Written task A = Reproduce word for word the section of the paper on television after 9/11 that begins with the words containing "Wednesday, 15 October" and ends with "that fateful day.".
## START Selection
Wednesday, 15 October 2008

Media Studies Paper

24 is 24 Hours Too Long
Socially Responsible Programming After 9/11

The events of September 11th forever changed America. It changed the country’s perception of the world and of its own security. This change in perception created a ripple effect that ran through all aspects of society. All manner of thought and expression were indelibly changed forever. One of the most notable and visible changes was that of television. Programs produced after 9/11 reflected this change in the nation’s sensibilities and sought to bring meaning to the world after that fateful day.
## END Selection
## START Source records
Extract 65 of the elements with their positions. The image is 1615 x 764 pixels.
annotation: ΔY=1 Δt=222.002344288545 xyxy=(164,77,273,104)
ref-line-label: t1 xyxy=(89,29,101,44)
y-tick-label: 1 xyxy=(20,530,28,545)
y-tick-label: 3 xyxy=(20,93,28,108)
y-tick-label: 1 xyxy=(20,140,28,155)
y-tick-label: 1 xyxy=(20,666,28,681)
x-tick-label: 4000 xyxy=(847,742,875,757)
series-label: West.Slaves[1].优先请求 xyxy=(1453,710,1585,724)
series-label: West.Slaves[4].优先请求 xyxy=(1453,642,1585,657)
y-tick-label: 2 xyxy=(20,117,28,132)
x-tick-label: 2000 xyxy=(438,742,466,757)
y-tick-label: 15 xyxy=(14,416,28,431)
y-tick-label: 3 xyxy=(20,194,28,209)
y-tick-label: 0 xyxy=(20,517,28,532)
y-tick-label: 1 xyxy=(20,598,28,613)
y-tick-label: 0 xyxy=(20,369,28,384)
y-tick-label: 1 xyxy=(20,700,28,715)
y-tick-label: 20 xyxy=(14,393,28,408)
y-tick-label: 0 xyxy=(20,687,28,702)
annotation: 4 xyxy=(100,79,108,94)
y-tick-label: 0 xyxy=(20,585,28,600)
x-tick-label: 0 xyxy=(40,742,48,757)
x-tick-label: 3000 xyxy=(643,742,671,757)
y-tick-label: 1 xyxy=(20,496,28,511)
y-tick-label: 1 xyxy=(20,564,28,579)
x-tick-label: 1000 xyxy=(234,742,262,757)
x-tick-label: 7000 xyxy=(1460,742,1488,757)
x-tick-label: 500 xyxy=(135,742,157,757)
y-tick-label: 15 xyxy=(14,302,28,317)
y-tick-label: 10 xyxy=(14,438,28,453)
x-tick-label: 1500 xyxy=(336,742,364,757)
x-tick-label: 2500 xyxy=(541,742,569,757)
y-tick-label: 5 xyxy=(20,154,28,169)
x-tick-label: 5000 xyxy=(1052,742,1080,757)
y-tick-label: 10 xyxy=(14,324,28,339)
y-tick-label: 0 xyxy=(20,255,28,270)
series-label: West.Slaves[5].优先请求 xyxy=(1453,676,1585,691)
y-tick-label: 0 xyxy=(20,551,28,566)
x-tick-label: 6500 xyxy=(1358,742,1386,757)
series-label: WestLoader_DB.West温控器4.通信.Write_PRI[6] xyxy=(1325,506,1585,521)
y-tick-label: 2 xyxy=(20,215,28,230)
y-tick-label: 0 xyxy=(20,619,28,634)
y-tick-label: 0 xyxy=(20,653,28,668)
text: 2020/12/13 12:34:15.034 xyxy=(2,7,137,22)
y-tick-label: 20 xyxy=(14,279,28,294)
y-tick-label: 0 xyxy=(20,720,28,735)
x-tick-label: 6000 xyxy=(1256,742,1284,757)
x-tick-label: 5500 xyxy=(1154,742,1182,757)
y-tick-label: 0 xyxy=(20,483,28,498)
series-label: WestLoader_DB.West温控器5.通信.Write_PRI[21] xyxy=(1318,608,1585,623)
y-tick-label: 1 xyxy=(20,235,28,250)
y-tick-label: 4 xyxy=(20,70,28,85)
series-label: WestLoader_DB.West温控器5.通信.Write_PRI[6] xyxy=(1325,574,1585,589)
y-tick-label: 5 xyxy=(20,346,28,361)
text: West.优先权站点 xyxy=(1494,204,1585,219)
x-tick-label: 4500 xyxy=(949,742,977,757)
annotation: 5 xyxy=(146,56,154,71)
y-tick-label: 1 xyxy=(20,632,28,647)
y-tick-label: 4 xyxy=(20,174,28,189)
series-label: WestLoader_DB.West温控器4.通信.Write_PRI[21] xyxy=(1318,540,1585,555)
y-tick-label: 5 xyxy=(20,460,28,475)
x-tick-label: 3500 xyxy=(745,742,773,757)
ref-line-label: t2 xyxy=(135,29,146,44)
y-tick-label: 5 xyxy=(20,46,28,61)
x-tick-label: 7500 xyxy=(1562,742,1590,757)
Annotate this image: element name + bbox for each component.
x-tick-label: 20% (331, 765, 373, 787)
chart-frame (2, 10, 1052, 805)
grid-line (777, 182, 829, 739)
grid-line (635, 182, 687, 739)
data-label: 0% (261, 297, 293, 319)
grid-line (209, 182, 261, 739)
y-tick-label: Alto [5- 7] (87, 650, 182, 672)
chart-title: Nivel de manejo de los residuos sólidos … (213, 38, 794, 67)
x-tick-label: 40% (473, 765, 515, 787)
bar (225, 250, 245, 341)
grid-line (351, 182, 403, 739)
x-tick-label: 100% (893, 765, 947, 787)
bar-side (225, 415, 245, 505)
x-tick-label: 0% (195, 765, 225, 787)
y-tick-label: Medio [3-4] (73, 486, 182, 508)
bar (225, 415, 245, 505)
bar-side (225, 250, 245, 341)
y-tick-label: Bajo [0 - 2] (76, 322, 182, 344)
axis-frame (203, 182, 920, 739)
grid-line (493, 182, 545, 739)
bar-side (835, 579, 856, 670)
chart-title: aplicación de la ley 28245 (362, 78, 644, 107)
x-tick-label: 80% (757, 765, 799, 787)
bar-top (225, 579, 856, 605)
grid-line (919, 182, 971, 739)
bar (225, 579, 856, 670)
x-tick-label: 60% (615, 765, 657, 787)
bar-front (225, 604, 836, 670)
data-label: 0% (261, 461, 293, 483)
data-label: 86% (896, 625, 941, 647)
## END Source records
Written task B = Rewrite as a JSON list of strings, one string per line and skipping blank lines, the part of the entries that runs from their first line through the line containing "y-tick-label: 0 xyxy=(20,517,28,532)".

Answer A =
Wednesday, 15 October 2008

Media Studies Paper

24 is 24 Hours Too Long
Socially Responsible Programming After 9/11

The events of September 11th forever changed America. It changed the country’s perception of the world and of its own security. This change in perception created a ripple effect that ran through all aspects of society. All manner of thought and expression were indelibly changed forever. One of the most notable and visible changes was that of television. Programs produced after 9/11 reflected this change in the nation’s sensibilities and sought to bring meaning to the world after that fateful day.

Answer B =
[
  "Extract 65 of the elements with their positions. The image is 1615 x 764 pixels.",
  "annotation: ΔY=1 Δt=222.002344288545 xyxy=(164,77,273,104)",
  "ref-line-label: t1 xyxy=(89,29,101,44)",
  "y-tick-label: 1 xyxy=(20,530,28,545)",
  "y-tick-label: 3 xyxy=(20,93,28,108)",
  "y-tick-label: 1 xyxy=(20,140,28,155)",
  "y-tick-label: 1 xyxy=(20,666,28,681)",
  "x-tick-label: 4000 xyxy=(847,742,875,757)",
  "series-label: West.Slaves[1].优先请求 xyxy=(1453,710,1585,724)",
  "series-label: West.Slaves[4].优先请求 xyxy=(1453,642,1585,657)",
  "y-tick-label: 2 xyxy=(20,117,28,132)",
  "x-tick-label: 2000 xyxy=(438,742,466,757)",
  "y-tick-label: 15 xyxy=(14,416,28,431)",
  "y-tick-label: 3 xyxy=(20,194,28,209)",
  "y-tick-label: 0 xyxy=(20,517,28,532)"
]